*GIVEN REQUEST*: Identify all lines of the data containing the string "object" and copy them.

>>>

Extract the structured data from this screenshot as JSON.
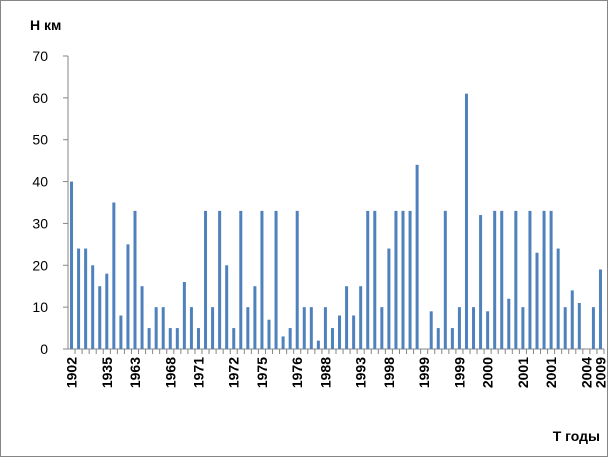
{
  "chart_data": {
    "type": "bar",
    "title": "Н км",
    "x_label": "Т годы",
    "categories": [
      "1902",
      null,
      null,
      null,
      null,
      "1935",
      null,
      null,
      null,
      "1963",
      null,
      null,
      null,
      null,
      "1968",
      null,
      null,
      null,
      "1971",
      null,
      null,
      null,
      null,
      "1972",
      null,
      null,
      null,
      "1975",
      null,
      null,
      null,
      null,
      "1976",
      null,
      null,
      null,
      "1988",
      null,
      null,
      null,
      null,
      "1993",
      null,
      null,
      null,
      "1998",
      null,
      null,
      null,
      null,
      "1999",
      null,
      null,
      null,
      null,
      "1999",
      null,
      null,
      null,
      "2000",
      null,
      null,
      null,
      null,
      "2001",
      null,
      null,
      null,
      "2001",
      null,
      null,
      null,
      null,
      "2004",
      null,
      "2009"
    ],
    "values": [
      40,
      24,
      24,
      20,
      15,
      18,
      35,
      8,
      25,
      33,
      15,
      5,
      10,
      10,
      5,
      5,
      16,
      10,
      5,
      33,
      10,
      33,
      20,
      5,
      33,
      10,
      15,
      33,
      7,
      33,
      3,
      5,
      33,
      10,
      10,
      2,
      10,
      5,
      8,
      15,
      8,
      15,
      33,
      33,
      10,
      24,
      33,
      33,
      33,
      44,
      0,
      9,
      5,
      33,
      5,
      10,
      61,
      10,
      32,
      9,
      33,
      33,
      12,
      33,
      10,
      33,
      23,
      33,
      33,
      24,
      10,
      14,
      11,
      0,
      10,
      19
    ],
    "color": "#4f81bd",
    "ylim": [
      0,
      70
    ],
    "yticks": [
      0,
      10,
      20,
      30,
      40,
      50,
      60,
      70
    ],
    "grid": false
  }
}
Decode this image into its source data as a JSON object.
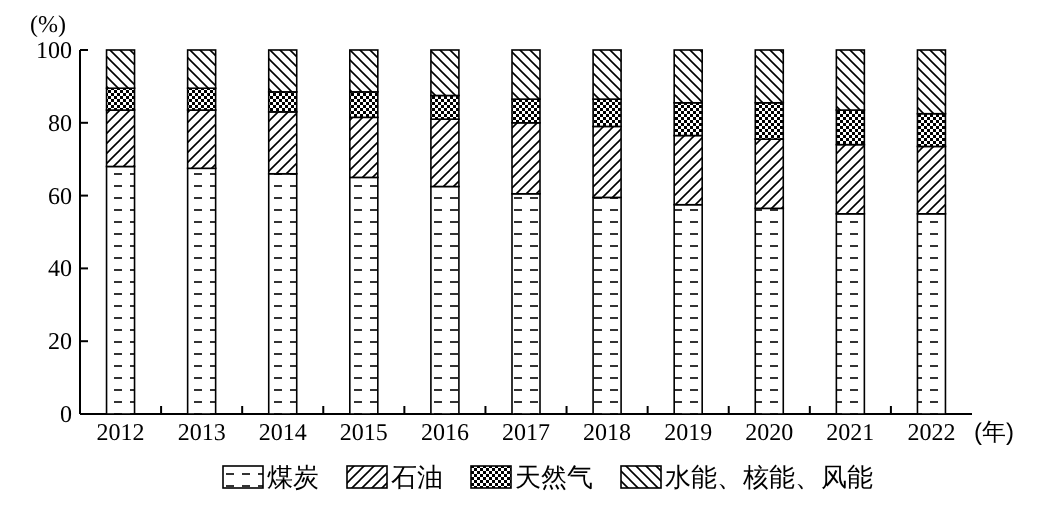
{
  "chart_data": {
    "type": "bar",
    "stacked": true,
    "ylabel": "(%)",
    "xlabel": "(年)",
    "categories": [
      "2012",
      "2013",
      "2014",
      "2015",
      "2016",
      "2017",
      "2018",
      "2019",
      "2020",
      "2021",
      "2022"
    ],
    "series": [
      {
        "name": "煤炭",
        "color": "#000000",
        "values": [
          68,
          67.5,
          66,
          65,
          62.5,
          60.5,
          59.5,
          57.5,
          56.5,
          55,
          55
        ]
      },
      {
        "name": "石油",
        "color": "#000000",
        "values": [
          15.5,
          16,
          17,
          16.5,
          18.5,
          19.5,
          19.5,
          19,
          19,
          19,
          18.5
        ]
      },
      {
        "name": "天然气",
        "color": "#000000",
        "values": [
          6,
          6,
          5.5,
          7,
          6.5,
          6.5,
          7.5,
          9,
          10,
          9.5,
          9
        ]
      },
      {
        "name": "水能、核能、风能",
        "color": "#000000",
        "values": [
          10.5,
          10.5,
          11.5,
          11.5,
          12.5,
          13.5,
          13.5,
          14.5,
          14.5,
          16.5,
          17.5
        ]
      }
    ],
    "ylim": [
      0,
      100
    ],
    "yticks": [
      0,
      20,
      40,
      60,
      80,
      100
    ],
    "grid": false,
    "legend": "bottom"
  }
}
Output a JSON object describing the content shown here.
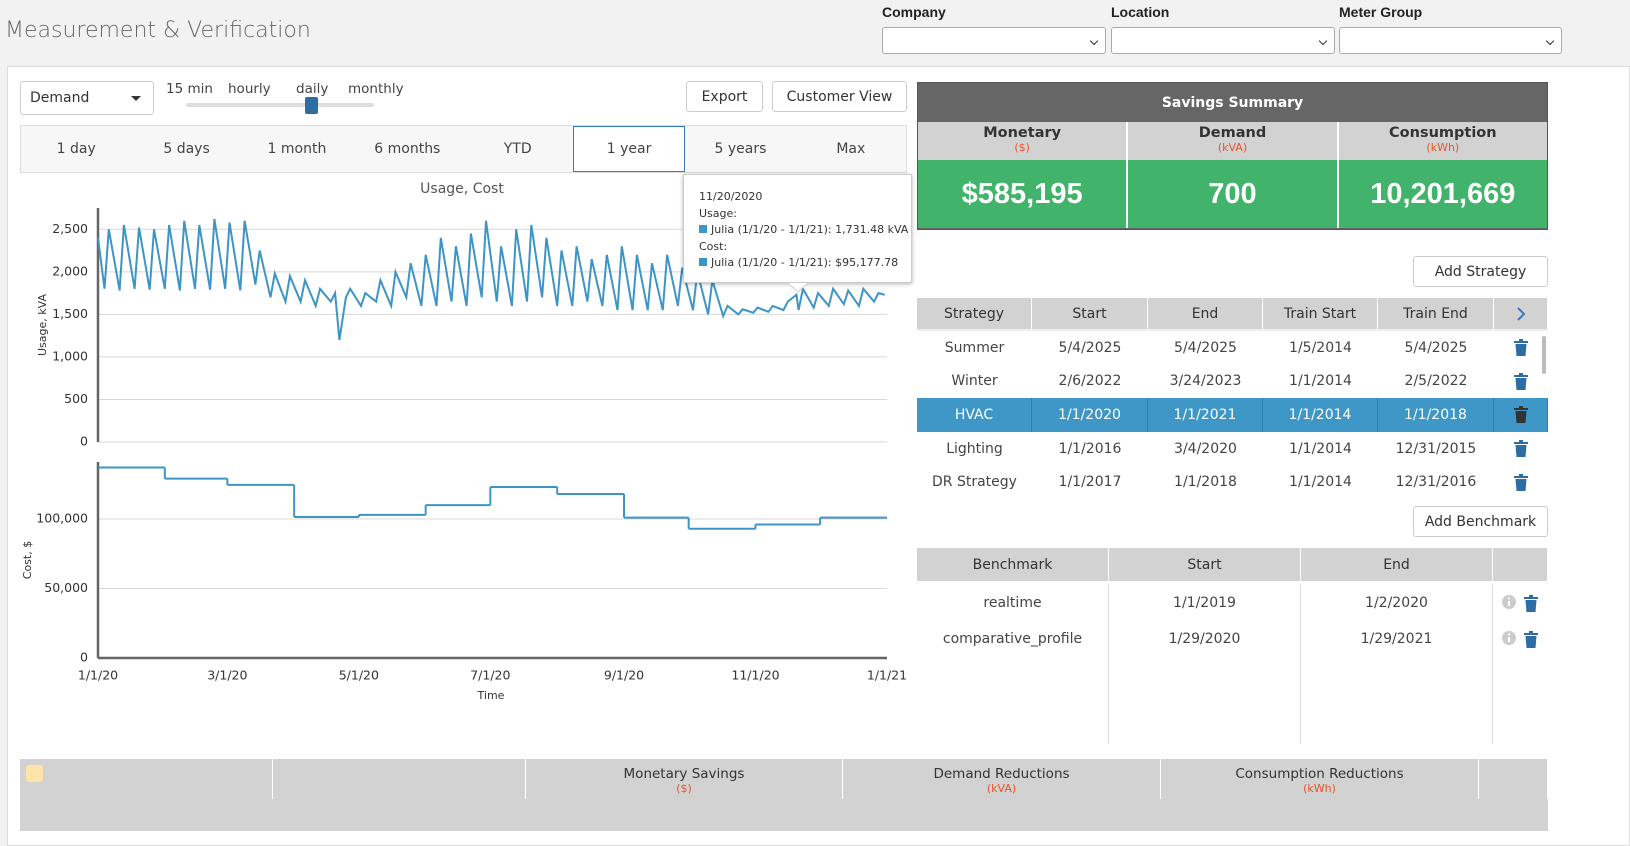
{
  "header": {
    "title": "Measurement & Verification",
    "filters": [
      "Company",
      "Location",
      "Meter Group"
    ]
  },
  "controls": {
    "metric": "Demand",
    "intervals": [
      "15 min",
      "hourly",
      "daily",
      "monthly"
    ],
    "buttons": [
      "Export",
      "Customer View"
    ],
    "ranges": [
      "1 day",
      "5 days",
      "1 month",
      "6 months",
      "YTD",
      "1 year",
      "5 years",
      "Max"
    ]
  },
  "chart_data": [
    {
      "type": "line",
      "title": "Usage, Cost",
      "y_label": "Usage, kVA",
      "color": "#3d95c6",
      "x": [
        "1/1/20",
        "1/4/20",
        "1/6/20",
        "1/11/20",
        "1/13/20",
        "1/18/20",
        "1/20/20",
        "1/25/20",
        "1/27/20",
        "2/1/20",
        "2/3/20",
        "2/8/20",
        "2/10/20",
        "2/15/20",
        "2/17/20",
        "2/22/20",
        "2/24/20",
        "2/29/20",
        "3/2/20",
        "3/7/20",
        "3/9/20",
        "3/14/20",
        "3/16/20",
        "3/21/20",
        "3/23/20",
        "3/28/20",
        "3/30/20",
        "4/4/20",
        "4/6/20",
        "4/11/20",
        "4/13/20",
        "4/18/20",
        "4/20/20",
        "4/22/20",
        "4/25/20",
        "4/27/20",
        "5/2/20",
        "5/4/20",
        "5/9/20",
        "5/11/20",
        "5/16/20",
        "5/18/20",
        "5/23/20",
        "5/25/20",
        "5/30/20",
        "6/1/20",
        "6/6/20",
        "6/8/20",
        "6/13/20",
        "6/15/20",
        "6/20/20",
        "6/22/20",
        "6/27/20",
        "6/29/20",
        "7/4/20",
        "7/6/20",
        "7/11/20",
        "7/13/20",
        "7/18/20",
        "7/20/20",
        "7/25/20",
        "7/27/20",
        "8/1/20",
        "8/3/20",
        "8/8/20",
        "8/10/20",
        "8/15/20",
        "8/17/20",
        "8/22/20",
        "8/24/20",
        "8/29/20",
        "8/31/20",
        "9/5/20",
        "9/7/20",
        "9/12/20",
        "9/14/20",
        "9/19/20",
        "9/21/20",
        "9/26/20",
        "9/28/20",
        "10/3/20",
        "10/5/20",
        "10/10/20",
        "10/12/20",
        "10/17/20",
        "10/19/20",
        "10/24/20",
        "10/26/20",
        "10/31/20",
        "11/2/20",
        "11/7/20",
        "11/9/20",
        "11/14/20",
        "11/16/20",
        "11/20/20",
        "11/21/20",
        "11/23/20",
        "11/28/20",
        "11/30/20",
        "12/5/20",
        "12/7/20",
        "12/12/20",
        "12/14/20",
        "12/19/20",
        "12/21/20",
        "12/26/20",
        "12/28/20",
        "12/31/20"
      ],
      "values": [
        2400,
        1800,
        2500,
        1780,
        2550,
        1800,
        2520,
        1790,
        2500,
        1800,
        2550,
        1780,
        2600,
        1800,
        2550,
        1790,
        2620,
        1800,
        2580,
        1780,
        2600,
        1850,
        2250,
        1700,
        1980,
        1650,
        1950,
        1650,
        1900,
        1600,
        1800,
        1650,
        1750,
        1200,
        1700,
        1800,
        1600,
        1750,
        1650,
        1900,
        1600,
        2000,
        1700,
        2100,
        1600,
        2200,
        1600,
        2400,
        1650,
        2300,
        1600,
        2450,
        1700,
        2600,
        1650,
        2300,
        1600,
        2500,
        1650,
        2550,
        1700,
        2400,
        1600,
        2250,
        1600,
        2300,
        1650,
        2150,
        1600,
        2200,
        1550,
        2300,
        1550,
        2200,
        1550,
        2100,
        1550,
        2200,
        1600,
        2050,
        1550,
        2000,
        1500,
        1900,
        1480,
        1600,
        1500,
        1560,
        1520,
        1580,
        1530,
        1600,
        1550,
        1650,
        1731.48,
        1550,
        1800,
        1580,
        1750,
        1600,
        1800,
        1620,
        1780,
        1600,
        1800,
        1650,
        1750,
        1730
      ],
      "xlim": [
        "1/1/20",
        "1/1/21"
      ],
      "ylim": [
        0,
        2750
      ],
      "yticks": [
        0,
        500,
        {
          "value": 1000,
          "label": "1,000"
        },
        {
          "value": 1500,
          "label": "1,500"
        },
        {
          "value": 2000,
          "label": "2,000"
        },
        {
          "value": 2500,
          "label": "2,500"
        }
      ],
      "grid": true
    },
    {
      "type": "step",
      "y_label": "Cost, $",
      "x_label": "Time",
      "color": "#3d95c6",
      "x": [
        "1/1/20",
        "2/1/20",
        "3/1/20",
        "4/1/20",
        "5/1/20",
        "6/1/20",
        "7/1/20",
        "8/1/20",
        "9/1/20",
        "10/1/20",
        "11/1/20",
        "12/1/20"
      ],
      "values": [
        137000,
        129000,
        124500,
        101400,
        103000,
        110000,
        123000,
        118000,
        101000,
        93000,
        96000,
        101000
      ],
      "xlim": [
        "1/1/20",
        "1/1/21"
      ],
      "ylim": [
        0,
        141000
      ],
      "xticks": [
        "1/1/20",
        "3/1/20",
        "5/1/20",
        "7/1/20",
        "9/1/20",
        "11/1/20",
        "1/1/21"
      ],
      "yticks": [
        0,
        {
          "value": 50000,
          "label": "50,000"
        },
        {
          "value": 100000,
          "label": "100,000"
        }
      ],
      "grid": true
    }
  ],
  "tooltip": {
    "date": "11/20/2020",
    "lines": [
      {
        "heading": "Usage:",
        "text": "Julia (1/1/20 - 1/1/21): 1,731.48 kVA"
      },
      {
        "heading": "Cost:",
        "text": "Julia (1/1/20 - 1/1/21): $95,177.78"
      }
    ]
  },
  "savings_summary": {
    "title": "Savings Summary",
    "cards": [
      {
        "label": "Monetary",
        "unit": "($)",
        "value": "$585,195"
      },
      {
        "label": "Demand",
        "unit": "(kVA)",
        "value": "700"
      },
      {
        "label": "Consumption",
        "unit": "(kWh)",
        "value": "10,201,669"
      }
    ]
  },
  "strategy_table": {
    "add_button": "Add Strategy",
    "columns": [
      "Strategy",
      "Start",
      "End",
      "Train Start",
      "Train End"
    ],
    "rows": [
      [
        "Summer",
        "5/4/2025",
        "5/4/2025",
        "1/5/2014",
        "5/4/2025"
      ],
      [
        "Winter",
        "2/6/2022",
        "3/24/2023",
        "1/1/2014",
        "2/5/2022"
      ],
      [
        "HVAC",
        "1/1/2020",
        "1/1/2021",
        "1/1/2014",
        "1/1/2018"
      ],
      [
        "Lighting",
        "1/1/2016",
        "3/4/2020",
        "1/1/2014",
        "12/31/2015"
      ],
      [
        "DR Strategy",
        "1/1/2017",
        "1/1/2018",
        "1/1/2014",
        "12/31/2016"
      ]
    ]
  },
  "benchmark_table": {
    "add_button": "Add Benchmark",
    "columns": [
      "Benchmark",
      "Start",
      "End"
    ],
    "rows": [
      [
        "realtime",
        "1/1/2019",
        "1/2/2020"
      ],
      [
        "comparative_profile",
        "1/29/2020",
        "1/29/2021"
      ]
    ]
  },
  "bottom_table": {
    "columns": [
      "Monetary Savings",
      "Demand Reductions",
      "Consumption Reductions"
    ],
    "units": [
      "($)",
      "(kVA)",
      "(kWh)"
    ]
  }
}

<<<

*RESPONSE FOR THIS EXERCISE*:
Decode this image into its source data as a JSON object.
Output a JSON object describing the content shown here.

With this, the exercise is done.